(Figure dataset records)

+++++

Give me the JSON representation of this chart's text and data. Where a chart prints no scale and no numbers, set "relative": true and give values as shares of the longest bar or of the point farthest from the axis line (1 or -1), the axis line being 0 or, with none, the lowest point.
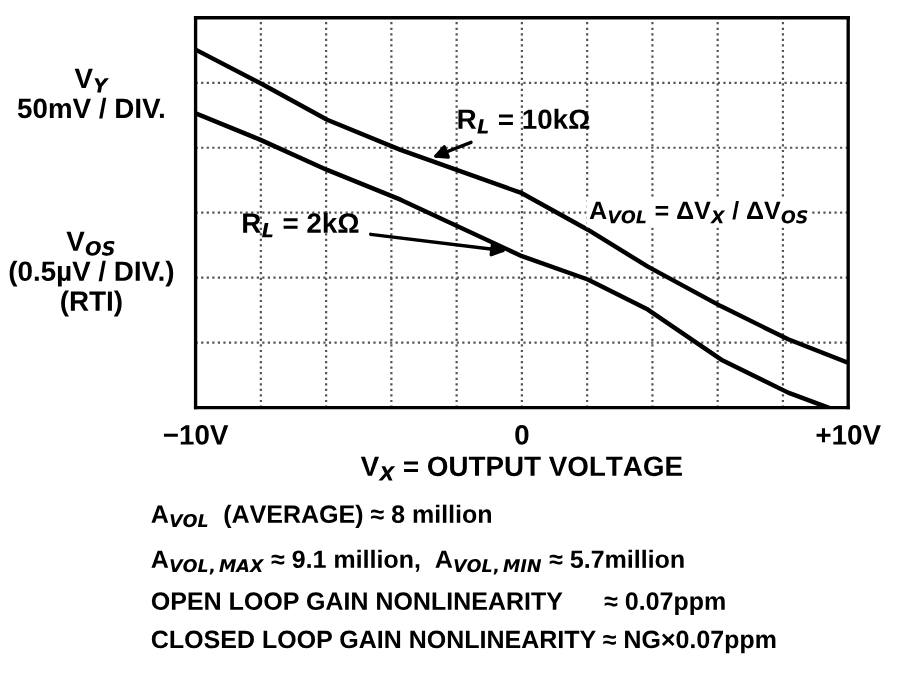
{
  "chart_data": {
    "type": "line",
    "relative": true,
    "xlabel": "V$_{X}$ = OUTPUT VOLTAGE",
    "ylabel": "V$_{Y}$\n50mV / DIV.",
    "xlim": [
      -10,
      10
    ],
    "xticks": [
      {
        "value": -10,
        "label": "−10V"
      },
      {
        "value": -8,
        "label": null
      },
      {
        "value": -6,
        "label": null
      },
      {
        "value": -4,
        "label": null
      },
      {
        "value": -2,
        "label": null
      },
      0,
      {
        "value": 2,
        "label": null
      },
      {
        "value": 4,
        "label": null
      },
      {
        "value": 6,
        "label": null
      },
      {
        "value": 8,
        "label": null
      },
      {
        "value": 10,
        "label": "+10V"
      }
    ],
    "grid": true,
    "line_style": "solid",
    "marker": "none",
    "series": [
      {
        "name": "R$_{L}$ = 10kΩ",
        "color": "#000000",
        "x": [
          -10,
          -8.01,
          -5.97,
          -3.72,
          0,
          2.02,
          3.86,
          6.11,
          8.16,
          10
        ],
        "values": [
          1,
          0.906,
          0.804,
          0.72,
          0.599,
          0.497,
          0.394,
          0.283,
          0.191,
          0.125
        ]
      },
      {
        "name": "R$_{L}$ = 2kΩ",
        "color": "#000000",
        "x": [
          -10,
          -8.01,
          -5.97,
          -3.72,
          0,
          2.02,
          3.86,
          6.11,
          8.16,
          9.39
        ],
        "values": [
          0.822,
          0.748,
          0.664,
          0.581,
          0.423,
          0.358,
          0.274,
          0.134,
          0.042,
          0
        ]
      }
    ],
    "annotations": [
      "V$_{OS}$\n(0.5µV / DIV.)\n(RTI)",
      "A$_{VOL}$ = ΔV$_{X}$ / ΔV$_{OS}$",
      "A$_{VOL}$  (AVERAGE) ≈ 8 million",
      "A$_{VOL,MAX}$ ≈ 9.1 million,  A$_{VOL,MIN}$ ≈ 5.7million",
      "OPEN LOOP GAIN NONLINEARITY      ≈ 0.07ppm",
      "CLOSED LOOP GAIN NONLINEARITY ≈ NG×0.07ppm"
    ]
  }
}
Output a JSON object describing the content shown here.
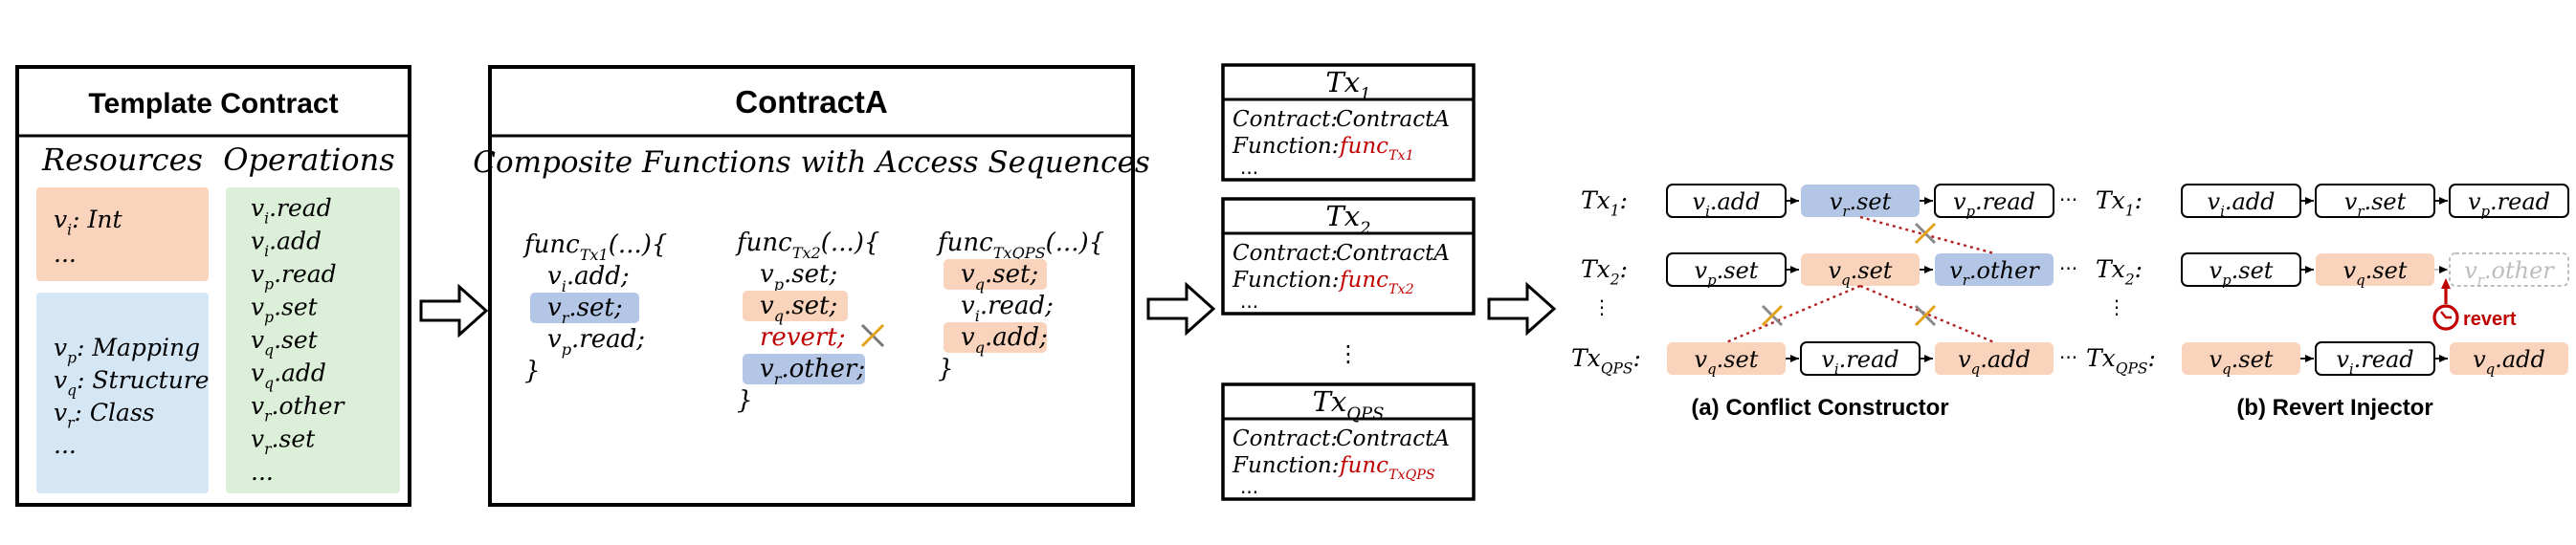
{
  "colors": {
    "orange": "#f9d3bb",
    "blue": "#b4c6e6",
    "green": "#dcefd8",
    "red": "#c00000",
    "dark": "#000000",
    "gray": "#bdbdbd",
    "dotted_red": "#b22222"
  },
  "template_contract": {
    "title": "Template Contract",
    "resources_header": "Resources",
    "operations_header": "Operations",
    "resource_group_1": [
      "v_i: Int",
      "..."
    ],
    "resource_group_2": [
      "v_p: Mapping",
      "v_q: Structure",
      "v_r: Class",
      "..."
    ],
    "operations": [
      "v_i.read",
      "v_i.add",
      "v_p.read",
      "v_p.set",
      "v_q.set",
      "v_q.add",
      "v_r.other",
      "v_r.set",
      "..."
    ]
  },
  "contract_a": {
    "title": "ContractA",
    "subtitle": "Composite Functions with Access Sequences",
    "func1": {
      "name": "func_Tx1(...){",
      "lines": [
        "v_i.add;",
        "v_r.set;",
        "v_p.read;"
      ],
      "close": "}"
    },
    "func2": {
      "name": "func_Tx2(...){",
      "lines": [
        "v_p.set;",
        "v_q.set;",
        "revert;",
        "v_r.other;"
      ],
      "close": "}"
    },
    "func3": {
      "name": "func_TxQPS(...){",
      "lines": [
        "v_q.set;",
        "v_i.read;",
        "v_q.add;"
      ],
      "close": "}"
    }
  },
  "transactions": [
    {
      "title": "Tx_1",
      "contract_label": "Contract:",
      "contract": "ContractA",
      "function_label": "Function:",
      "function": "func_Tx1",
      "more": "..."
    },
    {
      "title": "Tx_2",
      "contract_label": "Contract:",
      "contract": "ContractA",
      "function_label": "Function:",
      "function": "func_Tx2",
      "more": "..."
    },
    {
      "title": "Tx_QPS",
      "contract_label": "Contract:",
      "contract": "ContractA",
      "function_label": "Function:",
      "function": "func_TxQPS",
      "more": "..."
    }
  ],
  "tx_vdots": "⋮",
  "conflict_constructor": {
    "caption": "(a) Conflict Constructor",
    "rows": [
      {
        "label": "Tx_1:",
        "ops": [
          "v_i.add",
          "v_r.set",
          "v_p.read"
        ]
      },
      {
        "label": "Tx_2:",
        "ops": [
          "v_p.set",
          "v_q.set",
          "v_r.other"
        ]
      },
      {
        "label": "Tx_QPS:",
        "ops": [
          "v_q.set",
          "v_i.read",
          "v_q.add"
        ]
      }
    ],
    "ellipsis": "···",
    "vdots": "⋮"
  },
  "revert_injector": {
    "caption": "(b) Revert Injector",
    "rows": [
      {
        "label": "Tx_1:",
        "ops": [
          "v_i.add",
          "v_r.set",
          "v_p.read"
        ]
      },
      {
        "label": "Tx_2:",
        "ops": [
          "v_p.set",
          "v_q.set",
          "v_r.other"
        ]
      },
      {
        "label": "Tx_QPS:",
        "ops": [
          "v_q.set",
          "v_i.read",
          "v_q.add"
        ]
      }
    ],
    "revert_label": "revert",
    "ellipsis": "···",
    "vdots": "⋮"
  }
}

+++++

WHAT TO PRODUCE: Set down every entry word for word, but omit the pictures.

THE REPLY:
Give me the JSON representation of this chart's text and data. Where a chart prints no scale and no numbers, set "relative": true and give values as shares of the longest bar or of the point farthest from the axis line (1 or -1), the axis line being 0 or, with none, the lowest point.
{
  "chart_data": {
    "type": "line",
    "relative": true,
    "xlabel": "V$_{X}$ = OUTPUT VOLTAGE",
    "ylabel": "V$_{Y}$\n50mV / DIV.",
    "xlim": [
      -10,
      10
    ],
    "xticks": [
      {
        "value": -10,
        "label": "−10V"
      },
      {
        "value": -8,
        "label": null
      },
      {
        "value": -6,
        "label": null
      },
      {
        "value": -4,
        "label": null
      },
      {
        "value": -2,
        "label": null
      },
      0,
      {
        "value": 2,
        "label": null
      },
      {
        "value": 4,
        "label": null
      },
      {
        "value": 6,
        "label": null
      },
      {
        "value": 8,
        "label": null
      },
      {
        "value": 10,
        "label": "+10V"
      }
    ],
    "grid": true,
    "line_style": "solid",
    "marker": "none",
    "series": [
      {
        "name": "R$_{L}$ = 10kΩ",
        "color": "#000000",
        "x": [
          -10,
          -8.01,
          -5.97,
          -3.72,
          0,
          2.02,
          3.86,
          6.11,
          8.16,
          10
        ],
        "values": [
          1,
          0.906,
          0.804,
          0.72,
          0.599,
          0.497,
          0.394,
          0.283,
          0.191,
          0.125
        ]
      },
      {
        "name": "R$_{L}$ = 2kΩ",
        "color": "#000000",
        "x": [
          -10,
          -8.01,
          -5.97,
          -3.72,
          0,
          2.02,
          3.86,
          6.11,
          8.16,
          9.39
        ],
        "values": [
          0.822,
          0.748,
          0.664,
          0.581,
          0.423,
          0.358,
          0.274,
          0.134,
          0.042,
          0
        ]
      }
    ],
    "annotations": [
      "V$_{OS}$\n(0.5µV / DIV.)\n(RTI)",
      "A$_{VOL}$ = ΔV$_{X}$ / ΔV$_{OS}$",
      "A$_{VOL}$  (AVERAGE) ≈ 8 million",
      "A$_{VOL,MAX}$ ≈ 9.1 million,  A$_{VOL,MIN}$ ≈ 5.7million",
      "OPEN LOOP GAIN NONLINEARITY      ≈ 0.07ppm",
      "CLOSED LOOP GAIN NONLINEARITY ≈ NG×0.07ppm"
    ]
  }
}
Output a JSON object describing the content shown here.
{
  "colors": {
    "orange": "#f9d3bb",
    "blue": "#b4c6e6",
    "green": "#dcefd8",
    "red": "#c00000",
    "dark": "#000000",
    "gray": "#bdbdbd",
    "dotted_red": "#b22222"
  },
  "template_contract": {
    "title": "Template Contract",
    "resources_header": "Resources",
    "operations_header": "Operations",
    "resource_group_1": [
      "v_i: Int",
      "..."
    ],
    "resource_group_2": [
      "v_p: Mapping",
      "v_q: Structure",
      "v_r: Class",
      "..."
    ],
    "operations": [
      "v_i.read",
      "v_i.add",
      "v_p.read",
      "v_p.set",
      "v_q.set",
      "v_q.add",
      "v_r.other",
      "v_r.set",
      "..."
    ]
  },
  "contract_a": {
    "title": "ContractA",
    "subtitle": "Composite Functions with Access Sequences",
    "func1": {
      "name": "func_Tx1(...){",
      "lines": [
        "v_i.add;",
        "v_r.set;",
        "v_p.read;"
      ],
      "close": "}"
    },
    "func2": {
      "name": "func_Tx2(...){",
      "lines": [
        "v_p.set;",
        "v_q.set;",
        "revert;",
        "v_r.other;"
      ],
      "close": "}"
    },
    "func3": {
      "name": "func_TxQPS(...){",
      "lines": [
        "v_q.set;",
        "v_i.read;",
        "v_q.add;"
      ],
      "close": "}"
    }
  },
  "transactions": [
    {
      "title": "Tx_1",
      "contract_label": "Contract:",
      "contract": "ContractA",
      "function_label": "Function:",
      "function": "func_Tx1",
      "more": "..."
    },
    {
      "title": "Tx_2",
      "contract_label": "Contract:",
      "contract": "ContractA",
      "function_label": "Function:",
      "function": "func_Tx2",
      "more": "..."
    },
    {
      "title": "Tx_QPS",
      "contract_label": "Contract:",
      "contract": "ContractA",
      "function_label": "Function:",
      "function": "func_TxQPS",
      "more": "..."
    }
  ],
  "tx_vdots": "⋮",
  "conflict_constructor": {
    "caption": "(a) Conflict Constructor",
    "rows": [
      {
        "label": "Tx_1:",
        "ops": [
          "v_i.add",
          "v_r.set",
          "v_p.read"
        ]
      },
      {
        "label": "Tx_2:",
        "ops": [
          "v_p.set",
          "v_q.set",
          "v_r.other"
        ]
      },
      {
        "label": "Tx_QPS:",
        "ops": [
          "v_q.set",
          "v_i.read",
          "v_q.add"
        ]
      }
    ],
    "ellipsis": "···",
    "vdots": "⋮"
  },
  "revert_injector": {
    "caption": "(b) Revert Injector",
    "rows": [
      {
        "label": "Tx_1:",
        "ops": [
          "v_i.add",
          "v_r.set",
          "v_p.read"
        ]
      },
      {
        "label": "Tx_2:",
        "ops": [
          "v_p.set",
          "v_q.set",
          "v_r.other"
        ]
      },
      {
        "label": "Tx_QPS:",
        "ops": [
          "v_q.set",
          "v_i.read",
          "v_q.add"
        ]
      }
    ],
    "revert_label": "revert",
    "ellipsis": "···",
    "vdots": "⋮"
  }
}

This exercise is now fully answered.